Work to be completed |
Find every line with "السجاد" in it, then report how many there are and nothing more.

(Data records)
= = = = =

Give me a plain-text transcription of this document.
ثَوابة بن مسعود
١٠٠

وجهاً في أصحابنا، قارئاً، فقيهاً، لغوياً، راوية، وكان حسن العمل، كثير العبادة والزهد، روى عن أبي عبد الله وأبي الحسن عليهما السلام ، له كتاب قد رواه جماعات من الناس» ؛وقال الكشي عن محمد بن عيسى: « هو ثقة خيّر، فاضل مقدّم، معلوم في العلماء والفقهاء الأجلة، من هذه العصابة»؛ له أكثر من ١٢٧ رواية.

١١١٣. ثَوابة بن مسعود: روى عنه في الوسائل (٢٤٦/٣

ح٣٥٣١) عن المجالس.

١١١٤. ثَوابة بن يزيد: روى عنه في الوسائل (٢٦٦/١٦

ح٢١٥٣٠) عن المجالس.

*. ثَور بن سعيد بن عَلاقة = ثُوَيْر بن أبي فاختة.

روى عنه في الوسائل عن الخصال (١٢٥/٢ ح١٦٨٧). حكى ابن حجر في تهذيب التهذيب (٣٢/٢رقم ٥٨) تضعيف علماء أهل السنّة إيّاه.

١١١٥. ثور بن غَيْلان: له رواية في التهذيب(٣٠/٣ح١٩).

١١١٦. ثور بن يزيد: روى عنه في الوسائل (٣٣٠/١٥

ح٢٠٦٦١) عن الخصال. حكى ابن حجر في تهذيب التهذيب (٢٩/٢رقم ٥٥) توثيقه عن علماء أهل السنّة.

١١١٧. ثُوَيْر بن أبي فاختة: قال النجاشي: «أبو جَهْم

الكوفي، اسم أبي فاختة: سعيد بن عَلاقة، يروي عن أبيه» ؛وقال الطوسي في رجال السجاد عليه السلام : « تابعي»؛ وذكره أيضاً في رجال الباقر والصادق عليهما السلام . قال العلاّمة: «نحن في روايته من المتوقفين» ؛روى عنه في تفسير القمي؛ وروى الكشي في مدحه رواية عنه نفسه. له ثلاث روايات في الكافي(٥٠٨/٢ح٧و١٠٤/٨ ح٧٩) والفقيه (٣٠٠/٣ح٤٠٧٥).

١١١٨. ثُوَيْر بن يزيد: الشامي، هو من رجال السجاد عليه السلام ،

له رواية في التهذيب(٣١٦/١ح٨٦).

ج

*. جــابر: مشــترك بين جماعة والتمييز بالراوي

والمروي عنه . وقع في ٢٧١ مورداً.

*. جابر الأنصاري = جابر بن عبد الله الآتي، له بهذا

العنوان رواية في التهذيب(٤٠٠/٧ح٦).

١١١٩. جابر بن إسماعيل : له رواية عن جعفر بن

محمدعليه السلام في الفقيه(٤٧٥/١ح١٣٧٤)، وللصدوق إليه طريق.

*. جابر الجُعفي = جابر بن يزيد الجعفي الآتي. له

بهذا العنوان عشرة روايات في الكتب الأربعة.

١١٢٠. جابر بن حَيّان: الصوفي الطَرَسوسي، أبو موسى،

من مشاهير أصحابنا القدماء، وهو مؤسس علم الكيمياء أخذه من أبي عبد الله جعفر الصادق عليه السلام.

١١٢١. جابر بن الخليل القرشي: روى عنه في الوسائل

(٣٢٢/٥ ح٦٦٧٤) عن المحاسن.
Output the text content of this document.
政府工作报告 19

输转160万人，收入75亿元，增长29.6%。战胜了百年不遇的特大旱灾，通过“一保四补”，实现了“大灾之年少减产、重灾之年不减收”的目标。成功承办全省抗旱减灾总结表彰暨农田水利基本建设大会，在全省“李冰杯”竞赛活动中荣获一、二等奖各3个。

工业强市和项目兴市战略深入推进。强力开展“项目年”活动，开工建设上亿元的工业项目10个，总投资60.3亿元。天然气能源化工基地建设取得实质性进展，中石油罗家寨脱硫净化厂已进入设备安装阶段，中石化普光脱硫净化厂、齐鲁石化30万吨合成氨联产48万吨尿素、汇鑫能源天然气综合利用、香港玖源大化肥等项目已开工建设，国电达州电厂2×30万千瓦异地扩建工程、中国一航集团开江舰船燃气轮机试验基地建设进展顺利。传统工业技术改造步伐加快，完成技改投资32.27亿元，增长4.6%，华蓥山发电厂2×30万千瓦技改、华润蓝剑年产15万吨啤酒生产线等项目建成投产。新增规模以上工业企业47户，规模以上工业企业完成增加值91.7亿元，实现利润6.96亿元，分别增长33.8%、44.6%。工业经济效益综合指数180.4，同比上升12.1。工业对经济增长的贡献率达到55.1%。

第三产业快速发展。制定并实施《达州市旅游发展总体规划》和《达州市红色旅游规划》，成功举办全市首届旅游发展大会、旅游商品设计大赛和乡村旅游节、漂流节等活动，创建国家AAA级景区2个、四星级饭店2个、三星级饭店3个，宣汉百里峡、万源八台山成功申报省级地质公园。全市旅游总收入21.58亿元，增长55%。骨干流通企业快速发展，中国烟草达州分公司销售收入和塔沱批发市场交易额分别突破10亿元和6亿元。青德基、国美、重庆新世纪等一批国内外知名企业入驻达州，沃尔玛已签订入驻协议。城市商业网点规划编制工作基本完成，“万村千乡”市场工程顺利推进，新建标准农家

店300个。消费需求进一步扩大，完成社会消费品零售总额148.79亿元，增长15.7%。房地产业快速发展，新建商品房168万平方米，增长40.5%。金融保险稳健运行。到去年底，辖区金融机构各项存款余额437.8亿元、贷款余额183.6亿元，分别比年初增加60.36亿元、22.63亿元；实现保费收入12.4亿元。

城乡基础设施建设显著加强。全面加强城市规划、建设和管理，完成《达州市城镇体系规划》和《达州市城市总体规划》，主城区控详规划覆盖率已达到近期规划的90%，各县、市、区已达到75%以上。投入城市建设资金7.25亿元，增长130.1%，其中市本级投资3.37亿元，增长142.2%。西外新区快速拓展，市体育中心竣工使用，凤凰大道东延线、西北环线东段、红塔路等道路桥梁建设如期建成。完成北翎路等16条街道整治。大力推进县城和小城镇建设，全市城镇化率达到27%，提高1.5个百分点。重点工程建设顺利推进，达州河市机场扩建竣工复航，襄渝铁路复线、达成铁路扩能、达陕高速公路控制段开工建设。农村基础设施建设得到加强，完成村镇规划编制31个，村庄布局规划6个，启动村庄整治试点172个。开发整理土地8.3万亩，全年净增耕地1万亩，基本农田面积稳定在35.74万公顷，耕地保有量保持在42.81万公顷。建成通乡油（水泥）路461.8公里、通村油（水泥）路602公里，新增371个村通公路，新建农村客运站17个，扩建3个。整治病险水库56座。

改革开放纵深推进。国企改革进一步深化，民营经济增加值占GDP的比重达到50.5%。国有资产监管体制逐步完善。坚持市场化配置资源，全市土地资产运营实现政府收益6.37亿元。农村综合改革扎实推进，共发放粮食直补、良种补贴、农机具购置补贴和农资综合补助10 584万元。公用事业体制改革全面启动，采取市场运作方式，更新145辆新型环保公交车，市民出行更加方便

= = = = =

Answer to this task |
2